Lay out the items from the line containing "Segment this screenshot: for" through the line containing "x-axis-title: Percent range xyxy=(479,308,556,323)", both included, as a JSON list of strings with one string per line and blank lines omitted.
── TASK INPUTS ──
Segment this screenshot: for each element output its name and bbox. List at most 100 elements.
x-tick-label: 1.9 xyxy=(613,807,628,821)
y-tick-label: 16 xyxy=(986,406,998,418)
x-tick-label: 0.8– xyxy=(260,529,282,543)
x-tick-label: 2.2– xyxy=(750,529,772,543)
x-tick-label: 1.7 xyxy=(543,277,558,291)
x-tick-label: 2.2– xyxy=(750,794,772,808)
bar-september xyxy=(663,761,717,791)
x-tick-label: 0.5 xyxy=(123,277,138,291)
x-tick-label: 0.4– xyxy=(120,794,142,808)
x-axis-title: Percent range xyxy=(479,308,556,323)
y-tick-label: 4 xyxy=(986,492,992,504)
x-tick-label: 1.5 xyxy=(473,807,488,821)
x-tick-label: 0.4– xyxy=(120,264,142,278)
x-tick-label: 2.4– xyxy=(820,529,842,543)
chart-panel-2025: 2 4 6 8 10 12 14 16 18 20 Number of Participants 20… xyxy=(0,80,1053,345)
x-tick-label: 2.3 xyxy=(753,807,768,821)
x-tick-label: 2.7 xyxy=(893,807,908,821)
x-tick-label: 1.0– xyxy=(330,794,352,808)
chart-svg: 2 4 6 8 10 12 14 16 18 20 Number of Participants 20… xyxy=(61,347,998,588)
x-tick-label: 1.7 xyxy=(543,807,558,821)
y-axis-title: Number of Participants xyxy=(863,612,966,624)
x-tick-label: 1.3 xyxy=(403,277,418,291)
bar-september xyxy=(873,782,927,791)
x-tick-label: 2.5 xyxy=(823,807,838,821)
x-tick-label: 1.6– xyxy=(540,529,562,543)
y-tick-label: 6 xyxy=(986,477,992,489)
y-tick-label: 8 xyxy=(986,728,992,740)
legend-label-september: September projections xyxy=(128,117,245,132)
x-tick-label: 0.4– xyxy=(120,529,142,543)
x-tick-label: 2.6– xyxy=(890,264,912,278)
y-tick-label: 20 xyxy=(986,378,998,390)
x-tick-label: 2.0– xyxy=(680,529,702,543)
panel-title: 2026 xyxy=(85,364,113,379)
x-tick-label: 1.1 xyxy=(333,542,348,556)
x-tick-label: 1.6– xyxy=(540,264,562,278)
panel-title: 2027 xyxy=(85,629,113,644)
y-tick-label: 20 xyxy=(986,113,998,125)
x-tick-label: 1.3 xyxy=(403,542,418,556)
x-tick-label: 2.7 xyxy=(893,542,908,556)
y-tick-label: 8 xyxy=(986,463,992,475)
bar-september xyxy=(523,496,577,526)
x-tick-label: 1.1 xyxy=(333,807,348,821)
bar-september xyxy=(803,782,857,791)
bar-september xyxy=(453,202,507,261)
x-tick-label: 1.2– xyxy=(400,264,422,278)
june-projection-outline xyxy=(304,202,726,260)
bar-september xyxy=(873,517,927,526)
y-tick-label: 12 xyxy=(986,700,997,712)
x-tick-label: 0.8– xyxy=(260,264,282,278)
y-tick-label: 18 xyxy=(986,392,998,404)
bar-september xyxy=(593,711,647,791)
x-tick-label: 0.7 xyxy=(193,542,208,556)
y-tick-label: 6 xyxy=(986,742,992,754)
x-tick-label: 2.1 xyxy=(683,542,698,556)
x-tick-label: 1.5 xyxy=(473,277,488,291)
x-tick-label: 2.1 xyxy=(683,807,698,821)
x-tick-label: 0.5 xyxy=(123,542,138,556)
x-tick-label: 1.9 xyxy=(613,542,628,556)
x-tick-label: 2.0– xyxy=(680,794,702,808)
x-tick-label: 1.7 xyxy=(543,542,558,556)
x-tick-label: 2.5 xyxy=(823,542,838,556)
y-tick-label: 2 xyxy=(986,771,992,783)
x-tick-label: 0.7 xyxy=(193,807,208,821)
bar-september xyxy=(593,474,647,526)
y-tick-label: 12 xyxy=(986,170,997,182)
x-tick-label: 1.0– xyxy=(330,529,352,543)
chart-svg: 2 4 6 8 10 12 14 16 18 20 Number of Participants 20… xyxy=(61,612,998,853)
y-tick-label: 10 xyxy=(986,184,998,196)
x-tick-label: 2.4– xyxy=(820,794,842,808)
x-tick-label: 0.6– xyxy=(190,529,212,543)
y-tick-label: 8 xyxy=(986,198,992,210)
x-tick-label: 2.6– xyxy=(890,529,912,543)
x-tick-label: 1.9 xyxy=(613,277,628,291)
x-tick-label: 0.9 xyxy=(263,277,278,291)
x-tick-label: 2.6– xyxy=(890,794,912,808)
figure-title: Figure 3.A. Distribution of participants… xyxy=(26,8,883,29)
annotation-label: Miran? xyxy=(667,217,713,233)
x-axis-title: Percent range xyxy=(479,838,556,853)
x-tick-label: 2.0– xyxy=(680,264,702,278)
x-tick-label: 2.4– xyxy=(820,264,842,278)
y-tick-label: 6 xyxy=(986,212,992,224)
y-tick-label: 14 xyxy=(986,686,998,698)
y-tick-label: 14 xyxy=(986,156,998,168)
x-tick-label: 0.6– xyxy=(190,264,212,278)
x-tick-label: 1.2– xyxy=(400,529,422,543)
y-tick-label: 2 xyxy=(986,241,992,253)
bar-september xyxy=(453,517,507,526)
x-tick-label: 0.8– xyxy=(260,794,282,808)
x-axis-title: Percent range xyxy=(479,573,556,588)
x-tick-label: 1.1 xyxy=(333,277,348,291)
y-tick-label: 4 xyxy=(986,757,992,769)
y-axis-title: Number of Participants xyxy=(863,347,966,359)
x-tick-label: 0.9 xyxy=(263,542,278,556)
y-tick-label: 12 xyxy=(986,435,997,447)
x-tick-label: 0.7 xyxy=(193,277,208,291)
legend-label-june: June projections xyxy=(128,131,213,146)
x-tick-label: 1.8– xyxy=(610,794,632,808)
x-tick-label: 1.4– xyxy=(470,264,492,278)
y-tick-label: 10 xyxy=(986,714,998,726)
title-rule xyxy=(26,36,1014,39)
───
── TASK INPUTS ──
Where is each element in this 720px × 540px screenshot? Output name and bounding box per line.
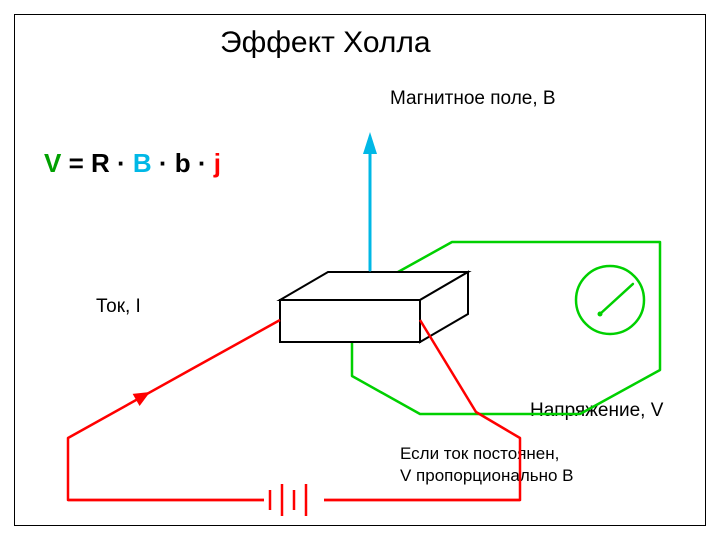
───
── TASK INPUTS ──
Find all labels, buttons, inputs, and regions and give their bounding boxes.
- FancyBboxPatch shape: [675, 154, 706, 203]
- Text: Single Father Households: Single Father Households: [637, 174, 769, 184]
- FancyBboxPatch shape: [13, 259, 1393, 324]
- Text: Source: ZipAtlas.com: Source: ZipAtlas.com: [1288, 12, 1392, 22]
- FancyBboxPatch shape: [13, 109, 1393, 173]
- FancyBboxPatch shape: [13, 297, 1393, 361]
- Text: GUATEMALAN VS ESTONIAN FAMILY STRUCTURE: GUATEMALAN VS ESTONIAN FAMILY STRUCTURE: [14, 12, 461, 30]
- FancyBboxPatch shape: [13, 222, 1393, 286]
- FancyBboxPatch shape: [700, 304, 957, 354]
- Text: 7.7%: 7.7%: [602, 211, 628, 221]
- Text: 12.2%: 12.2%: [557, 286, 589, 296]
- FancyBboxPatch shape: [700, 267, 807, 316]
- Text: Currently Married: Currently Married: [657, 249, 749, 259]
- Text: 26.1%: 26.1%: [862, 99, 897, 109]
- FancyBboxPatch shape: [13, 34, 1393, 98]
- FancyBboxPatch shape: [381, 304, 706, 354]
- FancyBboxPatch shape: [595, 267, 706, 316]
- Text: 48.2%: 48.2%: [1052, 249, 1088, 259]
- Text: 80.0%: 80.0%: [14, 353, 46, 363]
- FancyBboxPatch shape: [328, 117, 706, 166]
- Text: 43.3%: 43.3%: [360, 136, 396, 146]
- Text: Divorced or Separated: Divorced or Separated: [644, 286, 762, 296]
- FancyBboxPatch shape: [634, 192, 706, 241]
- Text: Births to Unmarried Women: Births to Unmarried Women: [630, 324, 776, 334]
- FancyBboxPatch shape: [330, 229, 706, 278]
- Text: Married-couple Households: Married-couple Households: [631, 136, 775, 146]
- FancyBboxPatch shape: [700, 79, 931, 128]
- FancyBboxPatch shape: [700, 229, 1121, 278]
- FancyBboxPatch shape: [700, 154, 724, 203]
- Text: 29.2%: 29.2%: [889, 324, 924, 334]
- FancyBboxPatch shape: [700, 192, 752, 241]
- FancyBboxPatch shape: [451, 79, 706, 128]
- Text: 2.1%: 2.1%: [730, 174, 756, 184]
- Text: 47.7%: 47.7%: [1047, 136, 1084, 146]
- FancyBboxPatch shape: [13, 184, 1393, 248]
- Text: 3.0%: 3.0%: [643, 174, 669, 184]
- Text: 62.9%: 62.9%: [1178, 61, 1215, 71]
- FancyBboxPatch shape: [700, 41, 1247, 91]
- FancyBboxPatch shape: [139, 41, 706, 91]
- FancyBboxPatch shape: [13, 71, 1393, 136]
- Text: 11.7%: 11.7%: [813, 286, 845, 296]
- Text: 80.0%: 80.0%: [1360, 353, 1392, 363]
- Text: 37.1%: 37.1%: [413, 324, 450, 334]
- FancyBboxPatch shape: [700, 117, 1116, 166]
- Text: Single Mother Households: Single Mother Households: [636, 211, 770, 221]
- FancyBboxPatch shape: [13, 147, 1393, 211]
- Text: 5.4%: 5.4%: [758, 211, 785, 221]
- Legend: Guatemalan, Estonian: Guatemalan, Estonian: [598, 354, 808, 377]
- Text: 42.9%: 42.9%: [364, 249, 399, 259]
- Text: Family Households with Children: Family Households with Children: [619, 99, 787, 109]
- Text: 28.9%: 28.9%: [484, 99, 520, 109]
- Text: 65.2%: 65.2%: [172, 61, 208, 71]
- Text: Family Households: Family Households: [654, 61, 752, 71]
───
# [RESULT]
[
  "Segment this screenshot: for each element output its name and bbox. List at most 100 elements.",
  "x-tick-label: 1.9 xyxy=(613,807,628,821)",
  "y-tick-label: 16 xyxy=(986,406,998,418)",
  "x-tick-label: 0.8– xyxy=(260,529,282,543)",
  "x-tick-label: 2.2– xyxy=(750,529,772,543)",
  "x-tick-label: 1.7 xyxy=(543,277,558,291)",
  "x-tick-label: 2.2– xyxy=(750,794,772,808)",
  "bar-september xyxy=(663,761,717,791)",
  "x-tick-label: 0.5 xyxy=(123,277,138,291)",
  "x-tick-label: 0.4– xyxy=(120,794,142,808)",
  "x-axis-title: Percent range xyxy=(479,308,556,323)"
]